GOAL OF THE EXERCISE: Tally up the lines that include "clientes" and state that number by itself.
* begin SUPPLIED RECORDS *
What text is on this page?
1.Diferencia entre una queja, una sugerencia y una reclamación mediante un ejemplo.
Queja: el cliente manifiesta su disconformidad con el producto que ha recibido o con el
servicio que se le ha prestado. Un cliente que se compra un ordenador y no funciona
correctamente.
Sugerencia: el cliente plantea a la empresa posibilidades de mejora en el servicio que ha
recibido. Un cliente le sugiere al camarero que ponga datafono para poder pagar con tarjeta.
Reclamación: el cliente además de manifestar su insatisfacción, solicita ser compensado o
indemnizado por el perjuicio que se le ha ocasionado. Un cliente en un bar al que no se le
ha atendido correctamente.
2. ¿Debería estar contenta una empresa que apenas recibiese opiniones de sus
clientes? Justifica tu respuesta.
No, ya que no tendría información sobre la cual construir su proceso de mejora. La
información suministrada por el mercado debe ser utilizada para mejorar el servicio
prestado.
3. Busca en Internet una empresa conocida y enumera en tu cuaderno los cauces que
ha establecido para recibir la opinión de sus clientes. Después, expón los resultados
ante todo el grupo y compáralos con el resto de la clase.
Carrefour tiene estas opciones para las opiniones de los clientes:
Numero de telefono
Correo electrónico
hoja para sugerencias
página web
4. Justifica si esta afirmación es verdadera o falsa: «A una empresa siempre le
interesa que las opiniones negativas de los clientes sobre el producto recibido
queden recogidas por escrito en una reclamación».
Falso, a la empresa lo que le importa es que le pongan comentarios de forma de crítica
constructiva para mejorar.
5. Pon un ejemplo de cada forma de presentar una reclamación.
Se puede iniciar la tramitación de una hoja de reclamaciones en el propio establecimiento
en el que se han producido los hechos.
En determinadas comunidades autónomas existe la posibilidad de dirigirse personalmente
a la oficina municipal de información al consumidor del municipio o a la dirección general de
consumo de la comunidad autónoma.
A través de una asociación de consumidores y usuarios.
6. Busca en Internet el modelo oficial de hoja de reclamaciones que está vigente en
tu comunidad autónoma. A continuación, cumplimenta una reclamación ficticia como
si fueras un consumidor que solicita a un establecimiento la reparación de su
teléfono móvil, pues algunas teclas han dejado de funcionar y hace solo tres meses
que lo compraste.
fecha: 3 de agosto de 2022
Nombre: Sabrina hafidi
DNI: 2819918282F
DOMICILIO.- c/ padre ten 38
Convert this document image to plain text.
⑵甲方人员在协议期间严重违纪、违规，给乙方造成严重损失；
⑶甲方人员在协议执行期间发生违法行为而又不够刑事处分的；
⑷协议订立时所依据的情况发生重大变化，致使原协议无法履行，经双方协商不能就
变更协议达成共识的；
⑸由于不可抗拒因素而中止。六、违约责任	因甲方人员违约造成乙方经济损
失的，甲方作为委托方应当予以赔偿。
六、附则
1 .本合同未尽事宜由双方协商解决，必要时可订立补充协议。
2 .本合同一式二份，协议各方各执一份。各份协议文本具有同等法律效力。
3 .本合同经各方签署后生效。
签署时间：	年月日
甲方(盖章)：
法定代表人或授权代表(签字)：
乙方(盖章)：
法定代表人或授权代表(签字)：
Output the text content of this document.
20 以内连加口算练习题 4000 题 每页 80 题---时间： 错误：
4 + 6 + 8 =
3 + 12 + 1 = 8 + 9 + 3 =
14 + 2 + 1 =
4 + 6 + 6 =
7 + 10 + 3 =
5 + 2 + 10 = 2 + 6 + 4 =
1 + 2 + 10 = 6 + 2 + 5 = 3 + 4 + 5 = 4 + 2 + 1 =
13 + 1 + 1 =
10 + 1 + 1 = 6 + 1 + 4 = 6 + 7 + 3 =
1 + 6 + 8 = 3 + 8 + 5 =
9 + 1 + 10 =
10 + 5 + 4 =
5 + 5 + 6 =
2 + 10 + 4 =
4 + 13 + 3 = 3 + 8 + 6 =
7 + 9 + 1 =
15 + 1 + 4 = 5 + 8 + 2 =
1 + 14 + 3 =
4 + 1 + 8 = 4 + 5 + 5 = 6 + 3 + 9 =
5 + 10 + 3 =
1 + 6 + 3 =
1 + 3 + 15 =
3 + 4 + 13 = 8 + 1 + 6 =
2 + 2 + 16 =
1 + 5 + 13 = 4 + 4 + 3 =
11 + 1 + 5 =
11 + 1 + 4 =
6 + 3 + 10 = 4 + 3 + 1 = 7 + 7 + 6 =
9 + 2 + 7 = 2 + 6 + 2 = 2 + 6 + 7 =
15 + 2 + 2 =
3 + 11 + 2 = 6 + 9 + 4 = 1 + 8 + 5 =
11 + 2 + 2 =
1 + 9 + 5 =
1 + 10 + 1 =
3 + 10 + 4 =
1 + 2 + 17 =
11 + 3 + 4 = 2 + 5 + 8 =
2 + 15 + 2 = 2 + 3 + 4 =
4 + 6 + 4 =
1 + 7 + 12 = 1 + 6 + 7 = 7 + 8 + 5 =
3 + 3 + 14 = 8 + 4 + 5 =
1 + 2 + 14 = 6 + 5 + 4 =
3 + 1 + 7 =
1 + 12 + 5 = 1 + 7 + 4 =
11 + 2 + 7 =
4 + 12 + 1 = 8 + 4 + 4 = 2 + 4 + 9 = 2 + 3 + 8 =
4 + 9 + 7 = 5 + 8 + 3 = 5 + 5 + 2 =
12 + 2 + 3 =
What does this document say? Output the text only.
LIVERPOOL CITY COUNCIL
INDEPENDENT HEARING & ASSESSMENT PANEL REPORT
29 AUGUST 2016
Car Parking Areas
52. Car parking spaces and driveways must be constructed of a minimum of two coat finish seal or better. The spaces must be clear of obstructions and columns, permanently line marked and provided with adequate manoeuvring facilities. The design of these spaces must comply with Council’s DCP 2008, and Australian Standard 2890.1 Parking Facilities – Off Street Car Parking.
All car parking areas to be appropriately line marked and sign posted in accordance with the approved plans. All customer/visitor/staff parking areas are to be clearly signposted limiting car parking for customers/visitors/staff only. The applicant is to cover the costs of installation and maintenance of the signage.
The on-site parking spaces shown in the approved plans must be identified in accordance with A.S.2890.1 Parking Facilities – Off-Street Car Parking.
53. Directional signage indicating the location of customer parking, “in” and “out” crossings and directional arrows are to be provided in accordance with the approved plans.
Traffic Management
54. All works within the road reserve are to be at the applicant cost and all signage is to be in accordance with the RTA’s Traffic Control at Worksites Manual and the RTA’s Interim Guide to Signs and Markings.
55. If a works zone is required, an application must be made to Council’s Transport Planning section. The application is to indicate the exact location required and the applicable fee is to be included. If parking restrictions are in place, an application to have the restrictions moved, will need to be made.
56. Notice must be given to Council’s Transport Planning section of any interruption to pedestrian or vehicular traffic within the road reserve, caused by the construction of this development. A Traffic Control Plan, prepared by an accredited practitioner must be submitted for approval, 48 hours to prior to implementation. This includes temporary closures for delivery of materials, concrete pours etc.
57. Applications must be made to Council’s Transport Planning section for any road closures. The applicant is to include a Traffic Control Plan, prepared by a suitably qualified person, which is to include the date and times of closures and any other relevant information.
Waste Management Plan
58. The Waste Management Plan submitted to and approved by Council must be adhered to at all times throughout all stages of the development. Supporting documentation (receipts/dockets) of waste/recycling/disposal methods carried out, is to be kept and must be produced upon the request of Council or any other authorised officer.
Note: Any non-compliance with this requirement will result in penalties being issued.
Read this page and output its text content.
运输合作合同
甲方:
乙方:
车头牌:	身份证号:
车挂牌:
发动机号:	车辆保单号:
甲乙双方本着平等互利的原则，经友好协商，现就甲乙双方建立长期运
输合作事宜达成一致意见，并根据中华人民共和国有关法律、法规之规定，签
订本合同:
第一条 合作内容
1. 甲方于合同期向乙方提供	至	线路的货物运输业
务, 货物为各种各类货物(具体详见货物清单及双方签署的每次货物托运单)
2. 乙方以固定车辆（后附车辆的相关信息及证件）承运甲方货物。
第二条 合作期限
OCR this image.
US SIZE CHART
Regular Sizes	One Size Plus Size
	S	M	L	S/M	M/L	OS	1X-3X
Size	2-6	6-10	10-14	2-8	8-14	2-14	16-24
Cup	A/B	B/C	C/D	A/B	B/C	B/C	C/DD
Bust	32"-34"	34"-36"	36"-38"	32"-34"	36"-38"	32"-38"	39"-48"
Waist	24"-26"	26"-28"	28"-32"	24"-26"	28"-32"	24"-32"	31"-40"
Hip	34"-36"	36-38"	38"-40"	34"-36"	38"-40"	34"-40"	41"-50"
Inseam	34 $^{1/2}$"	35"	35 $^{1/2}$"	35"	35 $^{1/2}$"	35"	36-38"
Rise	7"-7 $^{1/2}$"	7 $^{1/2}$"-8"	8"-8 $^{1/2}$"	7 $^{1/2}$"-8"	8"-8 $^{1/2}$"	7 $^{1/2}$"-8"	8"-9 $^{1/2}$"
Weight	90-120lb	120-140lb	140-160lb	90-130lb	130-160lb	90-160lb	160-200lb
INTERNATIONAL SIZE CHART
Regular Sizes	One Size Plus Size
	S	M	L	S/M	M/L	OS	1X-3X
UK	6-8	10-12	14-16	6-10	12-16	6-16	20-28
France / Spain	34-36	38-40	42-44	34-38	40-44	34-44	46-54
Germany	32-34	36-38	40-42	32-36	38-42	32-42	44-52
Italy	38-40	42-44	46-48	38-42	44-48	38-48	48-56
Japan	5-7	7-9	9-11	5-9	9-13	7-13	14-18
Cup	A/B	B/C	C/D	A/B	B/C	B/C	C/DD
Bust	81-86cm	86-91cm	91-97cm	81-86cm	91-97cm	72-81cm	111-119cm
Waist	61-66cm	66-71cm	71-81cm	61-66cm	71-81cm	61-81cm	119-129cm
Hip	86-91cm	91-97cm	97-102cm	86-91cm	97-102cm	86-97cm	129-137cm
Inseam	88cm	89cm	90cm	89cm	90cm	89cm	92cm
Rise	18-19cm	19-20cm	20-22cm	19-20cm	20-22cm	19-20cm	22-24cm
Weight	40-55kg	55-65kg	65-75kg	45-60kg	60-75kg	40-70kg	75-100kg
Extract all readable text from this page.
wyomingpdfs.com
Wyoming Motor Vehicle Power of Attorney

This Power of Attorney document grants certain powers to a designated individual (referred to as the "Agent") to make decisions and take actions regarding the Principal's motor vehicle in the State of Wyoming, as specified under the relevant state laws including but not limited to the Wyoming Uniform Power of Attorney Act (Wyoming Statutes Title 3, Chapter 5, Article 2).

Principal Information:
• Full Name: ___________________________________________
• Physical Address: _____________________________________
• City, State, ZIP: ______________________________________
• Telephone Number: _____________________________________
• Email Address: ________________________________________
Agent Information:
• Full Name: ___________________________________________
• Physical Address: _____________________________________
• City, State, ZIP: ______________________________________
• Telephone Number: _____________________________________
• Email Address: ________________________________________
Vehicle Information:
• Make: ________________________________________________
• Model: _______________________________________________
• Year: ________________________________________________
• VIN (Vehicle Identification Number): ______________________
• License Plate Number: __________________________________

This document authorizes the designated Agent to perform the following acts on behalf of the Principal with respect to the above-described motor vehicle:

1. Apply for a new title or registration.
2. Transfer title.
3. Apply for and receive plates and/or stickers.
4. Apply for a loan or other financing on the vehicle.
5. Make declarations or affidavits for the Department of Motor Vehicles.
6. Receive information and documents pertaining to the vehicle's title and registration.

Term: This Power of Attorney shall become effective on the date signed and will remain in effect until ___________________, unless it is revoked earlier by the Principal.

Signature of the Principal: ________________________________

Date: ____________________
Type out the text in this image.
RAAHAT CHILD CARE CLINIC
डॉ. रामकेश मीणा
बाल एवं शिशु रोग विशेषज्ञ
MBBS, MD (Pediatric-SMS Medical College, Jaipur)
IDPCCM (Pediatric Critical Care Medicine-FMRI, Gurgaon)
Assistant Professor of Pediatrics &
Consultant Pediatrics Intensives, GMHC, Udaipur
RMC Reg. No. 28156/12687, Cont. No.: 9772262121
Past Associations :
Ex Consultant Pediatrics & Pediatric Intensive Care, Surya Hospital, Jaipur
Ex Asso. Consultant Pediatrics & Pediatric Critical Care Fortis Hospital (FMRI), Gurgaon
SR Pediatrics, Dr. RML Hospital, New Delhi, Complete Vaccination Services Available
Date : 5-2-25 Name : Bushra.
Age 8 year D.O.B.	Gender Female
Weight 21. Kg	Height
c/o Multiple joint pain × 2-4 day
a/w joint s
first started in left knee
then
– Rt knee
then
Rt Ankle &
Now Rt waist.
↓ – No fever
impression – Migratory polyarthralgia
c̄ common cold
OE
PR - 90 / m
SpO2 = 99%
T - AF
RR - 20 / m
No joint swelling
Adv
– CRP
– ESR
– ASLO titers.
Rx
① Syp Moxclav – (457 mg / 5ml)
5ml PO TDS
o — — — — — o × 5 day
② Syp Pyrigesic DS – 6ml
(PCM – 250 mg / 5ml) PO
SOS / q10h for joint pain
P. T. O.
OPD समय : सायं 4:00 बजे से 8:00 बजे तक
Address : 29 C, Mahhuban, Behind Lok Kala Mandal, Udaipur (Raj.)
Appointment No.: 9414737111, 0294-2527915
* end SUPPLIED RECORDS *
FULL OUTPUT: 4